_Task description_:
Reproduce the listing verbatim from its first line through the line containing "196, 1553, 220]", inclusive. Copy only those lines.

_Extracted records_:
begin
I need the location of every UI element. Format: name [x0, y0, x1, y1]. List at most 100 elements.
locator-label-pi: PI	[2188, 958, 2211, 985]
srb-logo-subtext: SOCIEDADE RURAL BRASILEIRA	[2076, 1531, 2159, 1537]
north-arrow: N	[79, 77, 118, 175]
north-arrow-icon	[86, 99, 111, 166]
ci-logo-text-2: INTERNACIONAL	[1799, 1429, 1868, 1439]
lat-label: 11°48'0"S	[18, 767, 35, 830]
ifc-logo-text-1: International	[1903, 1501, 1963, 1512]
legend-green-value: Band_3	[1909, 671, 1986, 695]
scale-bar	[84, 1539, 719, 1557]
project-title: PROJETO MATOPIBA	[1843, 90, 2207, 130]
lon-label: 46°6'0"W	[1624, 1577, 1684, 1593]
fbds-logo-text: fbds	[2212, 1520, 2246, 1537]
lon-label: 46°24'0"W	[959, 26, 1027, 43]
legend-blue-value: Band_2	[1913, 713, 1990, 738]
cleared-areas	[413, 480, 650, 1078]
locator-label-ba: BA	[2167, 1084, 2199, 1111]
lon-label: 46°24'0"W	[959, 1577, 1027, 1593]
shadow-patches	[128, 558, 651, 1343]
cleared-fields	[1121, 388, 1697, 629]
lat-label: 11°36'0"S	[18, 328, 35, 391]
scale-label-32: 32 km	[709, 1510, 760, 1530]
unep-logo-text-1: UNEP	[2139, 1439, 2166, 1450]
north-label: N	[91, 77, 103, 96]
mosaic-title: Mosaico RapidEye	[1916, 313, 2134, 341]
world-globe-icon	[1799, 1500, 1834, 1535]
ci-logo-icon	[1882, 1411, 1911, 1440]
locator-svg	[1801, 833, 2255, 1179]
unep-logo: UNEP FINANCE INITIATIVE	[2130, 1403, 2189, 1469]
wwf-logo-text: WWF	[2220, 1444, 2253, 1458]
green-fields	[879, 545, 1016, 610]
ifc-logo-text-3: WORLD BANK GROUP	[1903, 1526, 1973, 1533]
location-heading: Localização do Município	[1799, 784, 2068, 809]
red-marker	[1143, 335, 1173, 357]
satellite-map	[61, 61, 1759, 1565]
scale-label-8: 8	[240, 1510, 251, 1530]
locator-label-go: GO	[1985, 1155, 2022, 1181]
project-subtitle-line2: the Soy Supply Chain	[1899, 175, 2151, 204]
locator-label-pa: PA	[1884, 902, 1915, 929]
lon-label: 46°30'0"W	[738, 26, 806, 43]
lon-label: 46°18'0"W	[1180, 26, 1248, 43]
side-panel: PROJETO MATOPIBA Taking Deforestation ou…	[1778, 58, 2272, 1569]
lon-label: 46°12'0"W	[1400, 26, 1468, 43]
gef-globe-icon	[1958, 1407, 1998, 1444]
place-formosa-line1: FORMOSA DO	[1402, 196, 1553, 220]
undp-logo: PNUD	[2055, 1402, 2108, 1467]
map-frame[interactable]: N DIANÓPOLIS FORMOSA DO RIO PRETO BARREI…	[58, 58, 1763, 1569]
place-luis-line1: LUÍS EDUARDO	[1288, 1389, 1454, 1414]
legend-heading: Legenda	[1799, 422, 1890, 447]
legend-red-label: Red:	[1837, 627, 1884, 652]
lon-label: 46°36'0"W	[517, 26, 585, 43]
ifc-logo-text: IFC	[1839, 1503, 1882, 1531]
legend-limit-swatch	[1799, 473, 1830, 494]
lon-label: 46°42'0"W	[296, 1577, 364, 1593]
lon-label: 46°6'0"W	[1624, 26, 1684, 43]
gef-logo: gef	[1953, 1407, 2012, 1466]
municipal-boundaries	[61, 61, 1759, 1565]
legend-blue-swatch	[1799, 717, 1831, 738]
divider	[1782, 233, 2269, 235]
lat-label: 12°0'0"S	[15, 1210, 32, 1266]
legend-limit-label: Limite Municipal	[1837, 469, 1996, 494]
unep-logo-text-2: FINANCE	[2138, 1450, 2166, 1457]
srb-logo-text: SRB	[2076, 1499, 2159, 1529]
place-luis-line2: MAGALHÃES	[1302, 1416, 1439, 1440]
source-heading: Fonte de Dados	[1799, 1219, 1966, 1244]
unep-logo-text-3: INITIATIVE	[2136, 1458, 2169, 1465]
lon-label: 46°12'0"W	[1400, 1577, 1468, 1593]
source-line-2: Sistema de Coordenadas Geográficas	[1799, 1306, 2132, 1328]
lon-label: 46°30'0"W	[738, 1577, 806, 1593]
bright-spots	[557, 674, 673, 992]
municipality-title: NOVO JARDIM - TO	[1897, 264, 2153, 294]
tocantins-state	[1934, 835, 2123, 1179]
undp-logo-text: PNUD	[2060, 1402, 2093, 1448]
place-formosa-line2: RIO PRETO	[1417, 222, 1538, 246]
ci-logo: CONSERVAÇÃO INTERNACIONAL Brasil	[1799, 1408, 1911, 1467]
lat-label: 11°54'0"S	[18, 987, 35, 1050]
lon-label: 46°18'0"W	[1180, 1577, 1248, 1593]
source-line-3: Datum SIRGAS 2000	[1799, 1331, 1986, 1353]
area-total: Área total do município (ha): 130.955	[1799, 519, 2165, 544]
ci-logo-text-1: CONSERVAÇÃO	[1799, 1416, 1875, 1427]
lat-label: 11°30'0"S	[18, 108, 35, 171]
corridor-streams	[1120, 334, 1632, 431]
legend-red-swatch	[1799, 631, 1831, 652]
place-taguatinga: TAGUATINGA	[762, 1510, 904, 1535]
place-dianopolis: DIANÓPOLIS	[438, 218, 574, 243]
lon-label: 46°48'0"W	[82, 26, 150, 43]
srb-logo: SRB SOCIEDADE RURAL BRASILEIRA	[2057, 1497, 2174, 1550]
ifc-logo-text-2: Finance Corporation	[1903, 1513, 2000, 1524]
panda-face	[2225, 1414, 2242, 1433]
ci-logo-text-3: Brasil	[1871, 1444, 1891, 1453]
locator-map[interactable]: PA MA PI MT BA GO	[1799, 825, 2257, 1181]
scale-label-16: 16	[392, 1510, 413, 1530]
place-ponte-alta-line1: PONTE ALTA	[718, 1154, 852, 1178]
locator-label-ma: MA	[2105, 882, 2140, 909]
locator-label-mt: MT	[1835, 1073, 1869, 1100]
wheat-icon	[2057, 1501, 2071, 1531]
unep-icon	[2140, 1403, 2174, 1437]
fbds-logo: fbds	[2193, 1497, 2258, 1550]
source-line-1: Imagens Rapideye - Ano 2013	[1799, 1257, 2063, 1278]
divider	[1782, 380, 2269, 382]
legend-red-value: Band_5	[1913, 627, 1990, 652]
end
_Response to the exercise_:
I need the location of every UI element. Format: name [x0, y0, x1, y1]. List at most 100 elements.
locator-label-pi: PI	[2188, 958, 2211, 985]
srb-logo-subtext: SOCIEDADE RURAL BRASILEIRA	[2076, 1531, 2159, 1537]
north-arrow: N	[79, 77, 118, 175]
north-arrow-icon	[86, 99, 111, 166]
ci-logo-text-2: INTERNACIONAL	[1799, 1429, 1868, 1439]
lat-label: 11°48'0"S	[18, 767, 35, 830]
ifc-logo-text-1: International	[1903, 1501, 1963, 1512]
legend-green-value: Band_3	[1909, 671, 1986, 695]
scale-bar	[84, 1539, 719, 1557]
project-title: PROJETO MATOPIBA	[1843, 90, 2207, 130]
lon-label: 46°6'0"W	[1624, 1577, 1684, 1593]
fbds-logo-text: fbds	[2212, 1520, 2246, 1537]
lon-label: 46°24'0"W	[959, 26, 1027, 43]
legend-blue-value: Band_2	[1913, 713, 1990, 738]
cleared-areas	[413, 480, 650, 1078]
locator-label-ba: BA	[2167, 1084, 2199, 1111]
lon-label: 46°24'0"W	[959, 1577, 1027, 1593]
shadow-patches	[128, 558, 651, 1343]
cleared-fields	[1121, 388, 1697, 629]
lat-label: 11°36'0"S	[18, 328, 35, 391]
scale-label-32: 32 km	[709, 1510, 760, 1530]
unep-logo-text-1: UNEP	[2139, 1439, 2166, 1450]
north-label: N	[91, 77, 103, 96]
mosaic-title: Mosaico RapidEye	[1916, 313, 2134, 341]
world-globe-icon	[1799, 1500, 1834, 1535]
ci-logo-icon	[1882, 1411, 1911, 1440]
locator-svg	[1801, 833, 2255, 1179]
unep-logo: UNEP FINANCE INITIATIVE	[2130, 1403, 2189, 1469]
wwf-logo-text: WWF	[2220, 1444, 2253, 1458]
green-fields	[879, 545, 1016, 610]
ifc-logo-text-3: WORLD BANK GROUP	[1903, 1526, 1973, 1533]
location-heading: Localização do Município	[1799, 784, 2068, 809]
red-marker	[1143, 335, 1173, 357]
satellite-map	[61, 61, 1759, 1565]
scale-label-8: 8	[240, 1510, 251, 1530]
locator-label-go: GO	[1985, 1155, 2022, 1181]
project-subtitle-line2: the Soy Supply Chain	[1899, 175, 2151, 204]
locator-label-pa: PA	[1884, 902, 1915, 929]
lon-label: 46°30'0"W	[738, 26, 806, 43]
lon-label: 46°18'0"W	[1180, 26, 1248, 43]
side-panel: PROJETO MATOPIBA Taking Deforestation ou…	[1778, 58, 2272, 1569]
lon-label: 46°12'0"W	[1400, 26, 1468, 43]
gef-globe-icon	[1958, 1407, 1998, 1444]
place-formosa-line1: FORMOSA DO	[1402, 196, 1553, 220]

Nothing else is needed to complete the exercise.